**TEXT:**
================

As root run lspci -vv and post the result ... sorry to have taken so
long.

I want to know which device is mapped to address 0xd8000000. Anyway the
size fields in your MTRR configuration is strange, right ?


> 
> Hope this is helpfull.
> 
> Thanks a lot
> 
> Heinz
> 
> =?iso-8859-1?Q?Andr=E9?= David wrote:
> >
> > This is a multi-part message in MIME format.
> > --------------5706AE751E1AB98BEBA3682D
> > Content-Type: text/plain; charset=us-ascii
> > Content-Transfer-Encoding: 7bit
> >
> > Heinz Ruffieux wrote:
> > >
> > > Hi,
> > >
> > > Booting the kernel (RH7.1 / Kernel 2.4.2.) I get the following message
> in
> > > the /var/log/messages file:
> > >
> > > May 25 10:19:32 locarno kernel: mtrr: type mismatch for
> d8000000,1000000
> > > old: write-back new: write-combining
> > >
> > > Does anybody know what it is about? Is it related with my CD writer?

================

**RECORDS TO PROCESS:**
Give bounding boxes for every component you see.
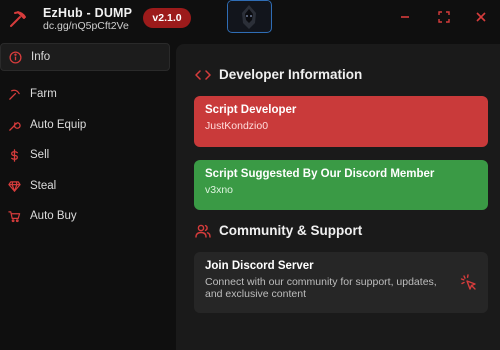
- title-bar: EzHub - DUMP dc.gg/nQ5pCft2Ve v2.1.0: [0, 0, 500, 40]
- sidebar-item-auto-buy[interactable]: Auto Buy: [0, 202, 170, 230]
- main-panel: Developer Information Script Developer J…: [176, 44, 500, 350]
- app-title: EzHub - DUMP: [43, 6, 133, 20]
- wrench-icon: [7, 118, 21, 132]
- sidebar-item-label: Auto Equip: [30, 119, 87, 131]
- card-title: Join Discord Server: [205, 260, 314, 272]
- sidebar-item-sell[interactable]: Sell: [0, 141, 170, 169]
- gem-icon: [7, 179, 21, 193]
- pickaxe-icon: [7, 87, 21, 101]
- section-title: Community & Support: [219, 223, 363, 238]
- close-icon[interactable]: [473, 9, 489, 25]
- version-badge: v2.1.0: [143, 8, 191, 28]
- avatar[interactable]: [227, 0, 272, 33]
- maximize-icon[interactable]: [436, 9, 452, 25]
- sidebar: Info Farm Auto Equip Sell Steal Auto Buy: [0, 40, 172, 350]
- community-section-header: Community & Support: [194, 223, 362, 238]
- sidebar-item-info[interactable]: Info: [0, 43, 170, 71]
- sidebar-item-label: Farm: [30, 88, 57, 100]
- cart-icon: [7, 209, 21, 223]
- pickaxe-logo-icon: [8, 9, 28, 29]
- app-subtitle: dc.gg/nQ5pCft2Ve: [43, 20, 129, 32]
- card-title: Script Developer: [205, 104, 297, 116]
- sidebar-item-label: Steal: [30, 180, 57, 192]
- sidebar-item-label: Info: [31, 51, 51, 63]
- info-icon: [8, 50, 22, 64]
- minimize-icon[interactable]: [397, 9, 413, 25]
- card-description: Connect with our community for support, …: [205, 276, 437, 300]
- developer-section-header: Developer Information: [194, 67, 362, 82]
- script-suggested-card: Script Suggested By Our Discord Member v…: [194, 160, 488, 210]
- sidebar-item-label: Sell: [30, 149, 50, 161]
- users-icon: [194, 224, 212, 238]
- dollar-icon: [7, 148, 21, 162]
- section-title: Developer Information: [219, 67, 363, 82]
- join-discord-card[interactable]: Join Discord Server Connect with our com…: [194, 252, 488, 313]
- sidebar-item-steal[interactable]: Steal: [0, 172, 170, 200]
- code-icon: [194, 68, 212, 82]
- card-title: Script Suggested By Our Discord Member: [205, 168, 435, 180]
- card-value: v3xno: [205, 184, 234, 196]
- cursor-click-icon[interactable]: [460, 274, 478, 292]
- sidebar-item-label: Auto Buy: [30, 210, 77, 222]
- script-developer-card: Script Developer JustKondzio0: [194, 96, 488, 147]
- sidebar-item-auto-equip[interactable]: Auto Equip: [0, 111, 170, 139]
- sidebar-item-farm[interactable]: Farm: [0, 80, 170, 108]
- card-value: JustKondzio0: [205, 120, 269, 132]
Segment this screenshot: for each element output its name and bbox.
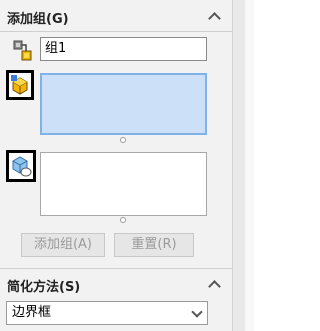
component-selection-icon: [11, 75, 28, 95]
simplify-method-dropdown[interactable]: 边界框: [6, 301, 208, 325]
collapse-chevron-icon[interactable]: [209, 11, 221, 23]
property-panel: 添加组(G) 组1 添加组(A) 重置(R) 简化方法(S) 边界框: [0, 0, 232, 331]
list-resize-handle[interactable]: [120, 137, 126, 143]
simplify-method-header[interactable]: 简化方法(S): [0, 272, 232, 298]
collapse-chevron-icon[interactable]: [209, 279, 221, 291]
section-divider: [0, 268, 232, 269]
scrollbar-track[interactable]: [245, 0, 254, 331]
component-selection-list[interactable]: [40, 73, 207, 135]
section-divider: [0, 31, 232, 32]
panel-scroll-strip[interactable]: [232, 0, 254, 331]
dropdown-selected-value: 边界框: [12, 305, 52, 320]
body-selection-list[interactable]: [40, 152, 207, 216]
add-group-button[interactable]: 添加组(A): [21, 233, 105, 257]
add-group-title: 添加组(G): [7, 11, 69, 27]
group-name-field[interactable]: 组1: [40, 37, 207, 61]
reset-button[interactable]: 重置(R): [114, 233, 194, 257]
body-selection-icon: [12, 156, 32, 177]
list-resize-handle[interactable]: [120, 217, 126, 223]
simplify-method-title: 简化方法(S): [7, 279, 81, 295]
component-selection-icon-frame: [6, 70, 34, 100]
add-group-header[interactable]: 添加组(G): [0, 4, 232, 30]
body-selection-icon-frame: [6, 150, 36, 182]
dropdown-chevron-icon[interactable]: [193, 308, 201, 316]
group-parts-icon: [13, 40, 32, 61]
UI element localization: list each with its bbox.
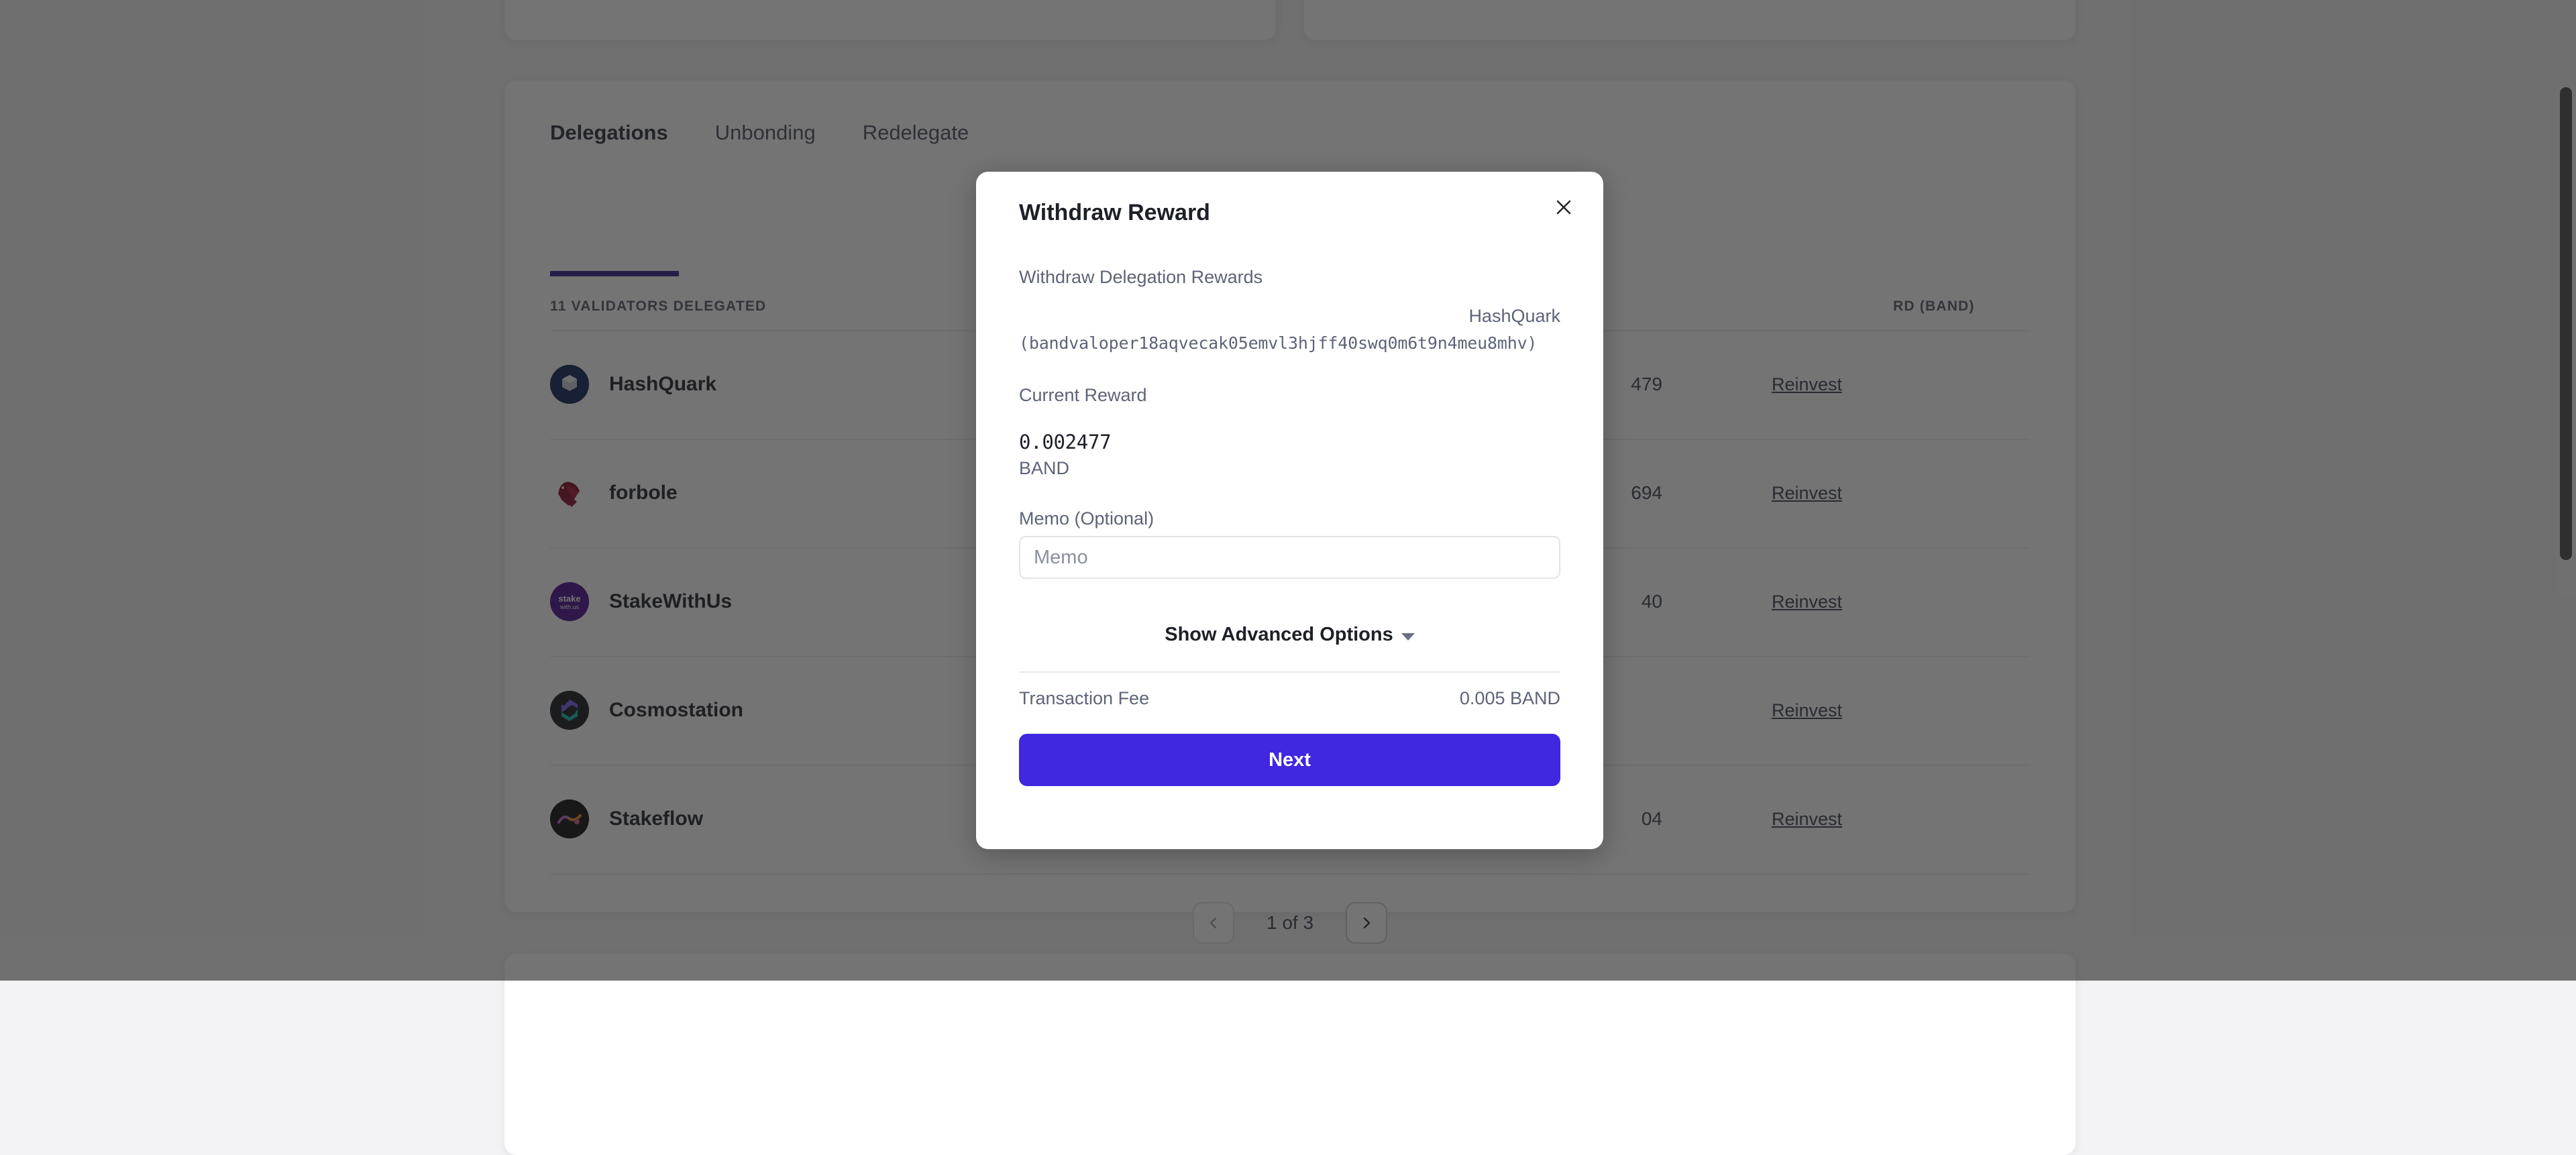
transaction-fee-value: 0.005 BAND: [1460, 688, 1560, 709]
current-reward-amount: 0.002477: [1019, 431, 1111, 453]
modal-validator-address: (bandvaloper18aqvecak05emvl3hjff40swq0m6…: [1019, 333, 1560, 353]
close-icon: [1554, 198, 1573, 217]
next-button[interactable]: Next: [1019, 734, 1560, 786]
current-reward-label: Current Reward: [1019, 385, 1147, 406]
transaction-fee-label: Transaction Fee: [1019, 688, 1149, 709]
modal-divider: [1019, 671, 1560, 673]
validator-info: HashQuark (bandvaloper18aqvecak05emvl3hj…: [1019, 306, 1560, 353]
transaction-fee-row: Transaction Fee 0.005 BAND: [1019, 688, 1560, 709]
close-button[interactable]: [1546, 189, 1582, 225]
vertical-scrollbar-thumb[interactable]: [2560, 87, 2572, 560]
bottom-card: [504, 954, 2076, 1155]
show-advanced-options-toggle[interactable]: Show Advanced Options: [976, 624, 1603, 646]
memo-input[interactable]: [1019, 536, 1560, 579]
modal-title: Withdraw Reward: [1019, 200, 1210, 226]
modal-subtitle: Withdraw Delegation Rewards: [1019, 267, 1263, 288]
show-advanced-options-label: Show Advanced Options: [1165, 624, 1393, 646]
memo-label: Memo (Optional): [1019, 508, 1154, 529]
scrollbar-track[interactable]: [2553, 0, 2576, 981]
current-reward-denom: BAND: [1019, 458, 1069, 479]
chevron-down-icon: [1401, 633, 1415, 641]
modal-validator-name: HashQuark: [1019, 306, 1560, 327]
withdraw-reward-modal: Withdraw Reward Withdraw Delegation Rewa…: [976, 172, 1603, 849]
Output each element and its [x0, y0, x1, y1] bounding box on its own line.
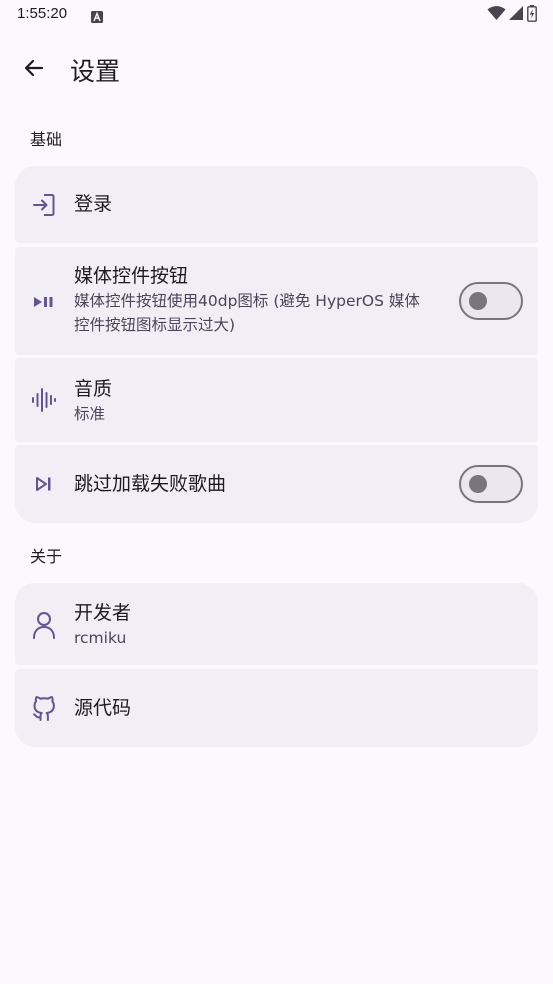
page-title: 设置	[70, 57, 121, 86]
setting-title-skip-failed: 跳过加载失败歌曲	[74, 473, 227, 495]
section-header-about: 关于	[30, 547, 63, 566]
waveform-icon	[29, 385, 59, 415]
switch-thumb	[469, 475, 487, 493]
setting-subtitle-audio-quality: 标准	[74, 405, 106, 423]
status-icons	[487, 4, 537, 26]
setting-title-media-buttons: 媒体控件按钮	[74, 265, 189, 287]
setting-subtitle-media-buttons-1: 媒体控件按钮使用40dp图标 (避免 HyperOS 媒体	[74, 292, 420, 310]
font-a-icon	[91, 8, 103, 23]
login-icon	[29, 190, 59, 220]
section-header-basic: 基础	[30, 130, 63, 149]
top-app-bar: 设置	[0, 40, 553, 100]
switch-thumb	[469, 292, 487, 310]
battery-icon	[527, 4, 537, 26]
setting-item-developer[interactable]: 开发者 rcmiku	[15, 583, 538, 665]
wifi-icon	[487, 5, 506, 25]
setting-title-login: 登录	[74, 193, 113, 215]
setting-item-media-buttons[interactable]: 媒体控件按钮 媒体控件按钮使用40dp图标 (避免 HyperOS 媒体 控件按…	[15, 247, 538, 355]
media-buttons-switch[interactable]	[459, 282, 523, 320]
skip-failed-switch[interactable]	[459, 465, 523, 503]
status-time: 1:55:20	[17, 5, 68, 22]
setting-item-source-code[interactable]: 源代码	[15, 669, 538, 747]
person-icon	[29, 610, 59, 640]
setting-item-skip-failed[interactable]: 跳过加载失败歌曲	[15, 445, 538, 523]
setting-title-developer: 开发者	[74, 602, 132, 624]
setting-item-login[interactable]: 登录	[15, 166, 538, 243]
arrow-back-icon	[22, 56, 46, 84]
setting-subtitle-media-buttons-2: 控件按钮图标显示过大)	[74, 316, 236, 334]
setting-title-audio-quality: 音质	[74, 378, 113, 400]
setting-title-source-code: 源代码	[74, 697, 132, 719]
github-icon	[29, 693, 59, 723]
signal-icon	[509, 5, 524, 25]
play-pause-icon	[29, 287, 59, 317]
status-bar: 1:55:20	[0, 0, 553, 32]
setting-item-audio-quality[interactable]: 音质 标准	[15, 358, 538, 442]
back-button[interactable]	[14, 50, 54, 90]
skip-next-icon	[29, 469, 59, 499]
setting-subtitle-developer: rcmiku	[74, 629, 127, 647]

================

**ACTIONS TO TAKE:**
- a) From the text, write out the passage starting with "I want to know" and going on through "in MIME format.", switching "configuration" to "setup".
- b) Convert the lines of the entries starting with the line with "- title-bar: EzHub" and going on through the line with "- close-icon[interactable]: [473, 9, 489, 25]" into a numbered list, leaving out any blank lines.
The text and the entries are unrelated pieces of material.

**WRITTEN ANSWERS:**
- a)
I want to know which device is mapped to address 0xd8000000. Anyway the
size fields in your MTRR setup is strange, right ?


> 
> Hope this is helpfull.
> 
> Thanks a lot
> 
> Heinz
> 
> =?iso-8859-1?Q?Andr=E9?= David wrote:
> >
> > This is a multi-part message in MIME format.

- b)
1. - title-bar: EzHub - DUMP dc.gg/nQ5pCft2Ve v2.1.0: [0, 0, 500, 40]
2. - sidebar-item-auto-buy[interactable]: Auto Buy: [0, 202, 170, 230]
3. - main-panel: Developer Information Script Developer J…: [176, 44, 500, 350]
4. - app-title: EzHub - DUMP: [43, 6, 133, 20]
5. - wrench-icon: [7, 118, 21, 132]
6. - sidebar-item-label: Auto Equip: [30, 119, 87, 131]
7. - card-title: Join Discord Server: [205, 260, 314, 272]
8. - sidebar-item-sell[interactable]: Sell: [0, 141, 170, 169]
9. - gem-icon: [7, 179, 21, 193]
10. - pickaxe-icon: [7, 87, 21, 101]
11. - section-title: Community & Support: [219, 223, 363, 238]
12. - close-icon[interactable]: [473, 9, 489, 25]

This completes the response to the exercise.